Return the records word for word. Any pictures in them are not part of the copy.
(Stored data)
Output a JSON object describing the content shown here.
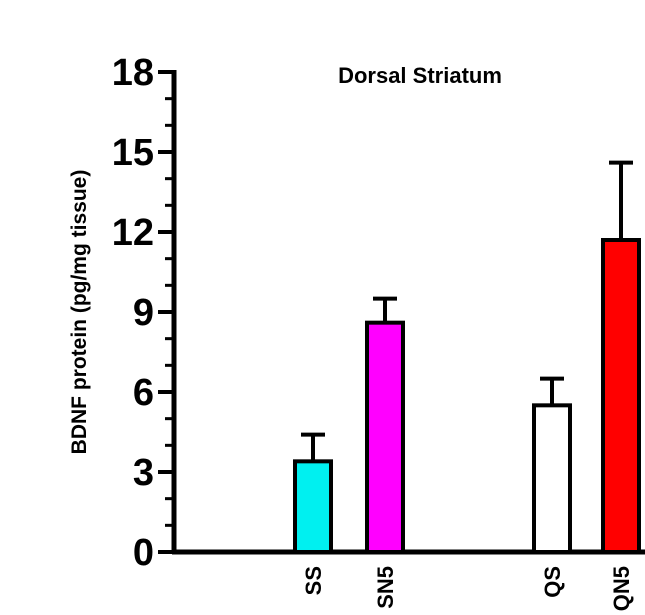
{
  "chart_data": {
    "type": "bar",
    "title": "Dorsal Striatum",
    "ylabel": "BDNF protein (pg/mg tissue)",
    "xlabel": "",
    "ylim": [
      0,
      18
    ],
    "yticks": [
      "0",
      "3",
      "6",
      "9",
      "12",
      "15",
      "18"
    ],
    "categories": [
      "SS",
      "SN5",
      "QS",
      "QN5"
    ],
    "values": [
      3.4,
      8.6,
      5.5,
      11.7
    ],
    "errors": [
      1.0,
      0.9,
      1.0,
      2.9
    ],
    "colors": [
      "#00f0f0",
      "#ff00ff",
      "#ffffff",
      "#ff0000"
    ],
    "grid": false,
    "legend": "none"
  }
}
(End Stored data)
> **Task result**:
Output a JSON object describing the content shown here.
{
  "chart_data": {
    "type": "bar",
    "title": "Dorsal Striatum",
    "ylabel": "BDNF protein (pg/mg tissue)",
    "xlabel": "",
    "ylim": [
      0,
      18
    ],
    "yticks": [
      "0",
      "3",
      "6",
      "9",
      "12",
      "15",
      "18"
    ],
    "categories": [
      "SS",
      "SN5",
      "QS",
      "QN5"
    ],
    "values": [
      3.4,
      8.6,
      5.5,
      11.7
    ],
    "errors": [
      1.0,
      0.9,
      1.0,
      2.9
    ],
    "colors": [
      "#00f0f0",
      "#ff00ff",
      "#ffffff",
      "#ff0000"
    ],
    "grid": false,
    "legend": "none"
  }
}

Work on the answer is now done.